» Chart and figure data
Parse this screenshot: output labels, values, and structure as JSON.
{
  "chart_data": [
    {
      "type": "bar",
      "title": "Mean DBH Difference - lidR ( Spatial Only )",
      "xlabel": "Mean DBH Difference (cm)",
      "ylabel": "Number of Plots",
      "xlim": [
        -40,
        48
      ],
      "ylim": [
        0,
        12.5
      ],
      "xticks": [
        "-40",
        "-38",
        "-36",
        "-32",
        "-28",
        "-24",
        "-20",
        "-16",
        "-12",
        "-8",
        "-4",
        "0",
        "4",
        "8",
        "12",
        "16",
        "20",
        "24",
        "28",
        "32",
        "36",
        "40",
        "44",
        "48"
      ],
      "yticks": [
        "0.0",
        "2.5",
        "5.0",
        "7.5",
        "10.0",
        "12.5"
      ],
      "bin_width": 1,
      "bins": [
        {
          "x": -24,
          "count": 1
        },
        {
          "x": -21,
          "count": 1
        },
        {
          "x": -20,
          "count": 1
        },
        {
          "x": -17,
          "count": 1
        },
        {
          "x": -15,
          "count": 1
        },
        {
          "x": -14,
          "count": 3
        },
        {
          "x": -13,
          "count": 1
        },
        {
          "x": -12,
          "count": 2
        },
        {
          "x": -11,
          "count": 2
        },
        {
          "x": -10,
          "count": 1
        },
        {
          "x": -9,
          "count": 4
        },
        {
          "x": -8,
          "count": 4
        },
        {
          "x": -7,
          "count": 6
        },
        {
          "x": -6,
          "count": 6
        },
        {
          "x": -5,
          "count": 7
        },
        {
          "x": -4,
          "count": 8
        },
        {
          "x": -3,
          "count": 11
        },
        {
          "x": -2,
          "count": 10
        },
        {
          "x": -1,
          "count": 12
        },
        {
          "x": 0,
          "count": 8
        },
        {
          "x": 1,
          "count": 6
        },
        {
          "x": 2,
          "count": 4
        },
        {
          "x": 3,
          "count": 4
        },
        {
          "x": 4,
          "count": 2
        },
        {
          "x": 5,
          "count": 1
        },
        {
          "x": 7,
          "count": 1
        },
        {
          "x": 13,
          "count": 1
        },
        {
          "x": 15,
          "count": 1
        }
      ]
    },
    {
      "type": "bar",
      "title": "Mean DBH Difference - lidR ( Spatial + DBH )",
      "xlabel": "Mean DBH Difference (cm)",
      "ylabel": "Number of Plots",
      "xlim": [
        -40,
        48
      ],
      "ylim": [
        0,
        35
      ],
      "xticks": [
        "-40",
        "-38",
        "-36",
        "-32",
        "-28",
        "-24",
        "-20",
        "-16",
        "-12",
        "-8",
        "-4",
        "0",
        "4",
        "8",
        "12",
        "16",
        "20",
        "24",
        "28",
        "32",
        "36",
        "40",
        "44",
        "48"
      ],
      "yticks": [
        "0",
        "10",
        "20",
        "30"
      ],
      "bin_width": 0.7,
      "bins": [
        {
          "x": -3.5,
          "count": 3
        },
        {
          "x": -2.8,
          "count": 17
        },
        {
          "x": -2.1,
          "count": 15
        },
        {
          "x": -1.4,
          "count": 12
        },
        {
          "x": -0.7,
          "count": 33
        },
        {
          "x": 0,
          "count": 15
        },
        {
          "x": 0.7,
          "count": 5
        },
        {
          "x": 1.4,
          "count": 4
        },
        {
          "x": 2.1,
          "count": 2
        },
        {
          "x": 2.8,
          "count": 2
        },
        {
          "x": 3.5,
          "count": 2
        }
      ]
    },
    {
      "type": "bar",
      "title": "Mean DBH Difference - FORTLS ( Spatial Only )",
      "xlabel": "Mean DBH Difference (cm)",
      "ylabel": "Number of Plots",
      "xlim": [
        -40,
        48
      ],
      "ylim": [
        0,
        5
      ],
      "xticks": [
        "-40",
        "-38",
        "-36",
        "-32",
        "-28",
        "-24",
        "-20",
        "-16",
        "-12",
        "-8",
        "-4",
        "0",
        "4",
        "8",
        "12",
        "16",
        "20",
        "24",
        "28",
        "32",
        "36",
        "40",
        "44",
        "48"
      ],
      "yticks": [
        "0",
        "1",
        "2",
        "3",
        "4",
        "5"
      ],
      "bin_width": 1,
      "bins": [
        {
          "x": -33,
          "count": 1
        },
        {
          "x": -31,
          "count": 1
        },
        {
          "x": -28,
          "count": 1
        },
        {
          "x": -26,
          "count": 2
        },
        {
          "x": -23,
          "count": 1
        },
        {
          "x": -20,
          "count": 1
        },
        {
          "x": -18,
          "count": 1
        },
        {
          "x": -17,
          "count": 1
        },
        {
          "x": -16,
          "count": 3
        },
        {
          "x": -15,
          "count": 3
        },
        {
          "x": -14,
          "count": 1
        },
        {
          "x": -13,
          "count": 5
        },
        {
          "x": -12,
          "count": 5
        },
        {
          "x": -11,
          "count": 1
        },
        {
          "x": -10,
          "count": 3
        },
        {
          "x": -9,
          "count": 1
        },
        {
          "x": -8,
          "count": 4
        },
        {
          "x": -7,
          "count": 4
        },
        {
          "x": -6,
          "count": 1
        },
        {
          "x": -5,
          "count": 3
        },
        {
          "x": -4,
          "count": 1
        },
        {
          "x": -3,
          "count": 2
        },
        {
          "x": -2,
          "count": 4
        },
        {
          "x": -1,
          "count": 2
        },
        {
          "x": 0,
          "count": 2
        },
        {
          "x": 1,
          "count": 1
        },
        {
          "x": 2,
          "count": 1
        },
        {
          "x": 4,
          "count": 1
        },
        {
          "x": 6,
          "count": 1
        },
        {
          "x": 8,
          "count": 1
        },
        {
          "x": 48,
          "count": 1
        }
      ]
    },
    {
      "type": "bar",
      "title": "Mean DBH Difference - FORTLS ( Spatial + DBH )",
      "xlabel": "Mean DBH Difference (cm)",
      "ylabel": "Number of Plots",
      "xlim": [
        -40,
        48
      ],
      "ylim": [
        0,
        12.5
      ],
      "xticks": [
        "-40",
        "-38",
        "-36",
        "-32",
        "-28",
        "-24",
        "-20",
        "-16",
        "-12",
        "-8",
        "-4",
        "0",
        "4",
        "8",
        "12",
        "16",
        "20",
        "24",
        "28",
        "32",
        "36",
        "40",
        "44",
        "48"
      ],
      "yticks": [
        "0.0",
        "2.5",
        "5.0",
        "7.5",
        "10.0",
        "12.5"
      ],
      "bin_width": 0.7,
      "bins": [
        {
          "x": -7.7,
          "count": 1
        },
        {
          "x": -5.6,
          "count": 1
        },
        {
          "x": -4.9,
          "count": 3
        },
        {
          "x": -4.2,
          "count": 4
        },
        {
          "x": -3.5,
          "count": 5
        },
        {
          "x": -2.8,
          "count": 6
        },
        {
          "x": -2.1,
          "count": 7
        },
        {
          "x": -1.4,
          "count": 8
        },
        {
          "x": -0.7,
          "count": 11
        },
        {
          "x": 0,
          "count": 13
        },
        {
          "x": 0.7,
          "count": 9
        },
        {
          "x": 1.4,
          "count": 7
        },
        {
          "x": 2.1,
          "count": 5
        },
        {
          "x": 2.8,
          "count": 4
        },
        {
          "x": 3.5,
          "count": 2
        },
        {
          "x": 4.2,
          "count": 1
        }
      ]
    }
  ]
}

» WHAT NEEDS TO BE DONE
Copy every line verbatim.

» SOLUTION
Parse this screenshot: output labels, values, and structure as JSON.
{
  "chart_data": [
    {
      "type": "bar",
      "title": "Mean DBH Difference - lidR ( Spatial Only )",
      "xlabel": "Mean DBH Difference (cm)",
      "ylabel": "Number of Plots",
      "xlim": [
        -40,
        48
      ],
      "ylim": [
        0,
        12.5
      ],
      "xticks": [
        "-40",
        "-38",
        "-36",
        "-32",
        "-28",
        "-24",
        "-20",
        "-16",
        "-12",
        "-8",
        "-4",
        "0",
        "4",
        "8",
        "12",
        "16",
        "20",
        "24",
        "28",
        "32",
        "36",
        "40",
        "44",
        "48"
      ],
      "yticks": [
        "0.0",
        "2.5",
        "5.0",
        "7.5",
        "10.0",
        "12.5"
      ],
      "bin_width": 1,
      "bins": [
        {
          "x": -24,
          "count": 1
        },
        {
          "x": -21,
          "count": 1
        },
        {
          "x": -20,
          "count": 1
        },
        {
          "x": -17,
          "count": 1
        },
        {
          "x": -15,
          "count": 1
        },
        {
          "x": -14,
          "count": 3
        },
        {
          "x": -13,
          "count": 1
        },
        {
          "x": -12,
          "count": 2
        },
        {
          "x": -11,
          "count": 2
        },
        {
          "x": -10,
          "count": 1
        },
        {
          "x": -9,
          "count": 4
        },
        {
          "x": -8,
          "count": 4
        },
        {
          "x": -7,
          "count": 6
        },
        {
          "x": -6,
          "count": 6
        },
        {
          "x": -5,
          "count": 7
        },
        {
          "x": -4,
          "count": 8
        },
        {
          "x": -3,
          "count": 11
        },
        {
          "x": -2,
          "count": 10
        },
        {
          "x": -1,
          "count": 12
        },
        {
          "x": 0,
          "count": 8
        },
        {
          "x": 1,
          "count": 6
        },
        {
          "x": 2,
          "count": 4
        },
        {
          "x": 3,
          "count": 4
        },
        {
          "x": 4,
          "count": 2
        },
        {
          "x": 5,
          "count": 1
        },
        {
          "x": 7,
          "count": 1
        },
        {
          "x": 13,
          "count": 1
        },
        {
          "x": 15,
          "count": 1
        }
      ]
    },
    {
      "type": "bar",
      "title": "Mean DBH Difference - lidR ( Spatial + DBH )",
      "xlabel": "Mean DBH Difference (cm)",
      "ylabel": "Number of Plots",
      "xlim": [
        -40,
        48
      ],
      "ylim": [
        0,
        35
      ],
      "xticks": [
        "-40",
        "-38",
        "-36",
        "-32",
        "-28",
        "-24",
        "-20",
        "-16",
        "-12",
        "-8",
        "-4",
        "0",
        "4",
        "8",
        "12",
        "16",
        "20",
        "24",
        "28",
        "32",
        "36",
        "40",
        "44",
        "48"
      ],
      "yticks": [
        "0",
        "10",
        "20",
        "30"
      ],
      "bin_width": 0.7,
      "bins": [
        {
          "x": -3.5,
          "count": 3
        },
        {
          "x": -2.8,
          "count": 17
        },
        {
          "x": -2.1,
          "count": 15
        },
        {
          "x": -1.4,
          "count": 12
        },
        {
          "x": -0.7,
          "count": 33
        },
        {
          "x": 0,
          "count": 15
        },
        {
          "x": 0.7,
          "count": 5
        },
        {
          "x": 1.4,
          "count": 4
        },
        {
          "x": 2.1,
          "count": 2
        },
        {
          "x": 2.8,
          "count": 2
        },
        {
          "x": 3.5,
          "count": 2
        }
      ]
    },
    {
      "type": "bar",
      "title": "Mean DBH Difference - FORTLS ( Spatial Only )",
      "xlabel": "Mean DBH Difference (cm)",
      "ylabel": "Number of Plots",
      "xlim": [
        -40,
        48
      ],
      "ylim": [
        0,
        5
      ],
      "xticks": [
        "-40",
        "-38",
        "-36",
        "-32",
        "-28",
        "-24",
        "-20",
        "-16",
        "-12",
        "-8",
        "-4",
        "0",
        "4",
        "8",
        "12",
        "16",
        "20",
        "24",
        "28",
        "32",
        "36",
        "40",
        "44",
        "48"
      ],
      "yticks": [
        "0",
        "1",
        "2",
        "3",
        "4",
        "5"
      ],
      "bin_width": 1,
      "bins": [
        {
          "x": -33,
          "count": 1
        },
        {
          "x": -31,
          "count": 1
        },
        {
          "x": -28,
          "count": 1
        },
        {
          "x": -26,
          "count": 2
        },
        {
          "x": -23,
          "count": 1
        },
        {
          "x": -20,
          "count": 1
        },
        {
          "x": -18,
          "count": 1
        },
        {
          "x": -17,
          "count": 1
        },
        {
          "x": -16,
          "count": 3
        },
        {
          "x": -15,
          "count": 3
        },
        {
          "x": -14,
          "count": 1
        },
        {
          "x": -13,
          "count": 5
        },
        {
          "x": -12,
          "count": 5
        },
        {
          "x": -11,
          "count": 1
        },
        {
          "x": -10,
          "count": 3
        },
        {
          "x": -9,
          "count": 1
        },
        {
          "x": -8,
          "count": 4
        },
        {
          "x": -7,
          "count": 4
        },
        {
          "x": -6,
          "count": 1
        },
        {
          "x": -5,
          "count": 3
        },
        {
          "x": -4,
          "count": 1
        },
        {
          "x": -3,
          "count": 2
        },
        {
          "x": -2,
          "count": 4
        },
        {
          "x": -1,
          "count": 2
        },
        {
          "x": 0,
          "count": 2
        },
        {
          "x": 1,
          "count": 1
        },
        {
          "x": 2,
          "count": 1
        },
        {
          "x": 4,
          "count": 1
        },
        {
          "x": 6,
          "count": 1
        },
        {
          "x": 8,
          "count": 1
        },
        {
          "x": 48,
          "count": 1
        }
      ]
    },
    {
      "type": "bar",
      "title": "Mean DBH Difference - FORTLS ( Spatial + DBH )",
      "xlabel": "Mean DBH Difference (cm)",
      "ylabel": "Number of Plots",
      "xlim": [
        -40,
        48
      ],
      "ylim": [
        0,
        12.5
      ],
      "xticks": [
        "-40",
        "-38",
        "-36",
        "-32",
        "-28",
        "-24",
        "-20",
        "-16",
        "-12",
        "-8",
        "-4",
        "0",
        "4",
        "8",
        "12",
        "16",
        "20",
        "24",
        "28",
        "32",
        "36",
        "40",
        "44",
        "48"
      ],
      "yticks": [
        "0.0",
        "2.5",
        "5.0",
        "7.5",
        "10.0",
        "12.5"
      ],
      "bin_width": 0.7,
      "bins": [
        {
          "x": -7.7,
          "count": 1
        },
        {
          "x": -5.6,
          "count": 1
        },
        {
          "x": -4.9,
          "count": 3
        },
        {
          "x": -4.2,
          "count": 4
        },
        {
          "x": -3.5,
          "count": 5
        },
        {
          "x": -2.8,
          "count": 6
        },
        {
          "x": -2.1,
          "count": 7
        },
        {
          "x": -1.4,
          "count": 8
        },
        {
          "x": -0.7,
          "count": 11
        },
        {
          "x": 0,
          "count": 13
        },
        {
          "x": 0.7,
          "count": 9
        },
        {
          "x": 1.4,
          "count": 7
        },
        {
          "x": 2.1,
          "count": 5
        },
        {
          "x": 2.8,
          "count": 4
        },
        {
          "x": 3.5,
          "count": 2
        },
        {
          "x": 4.2,
          "count": 1
        }
      ]
    }
  ]
}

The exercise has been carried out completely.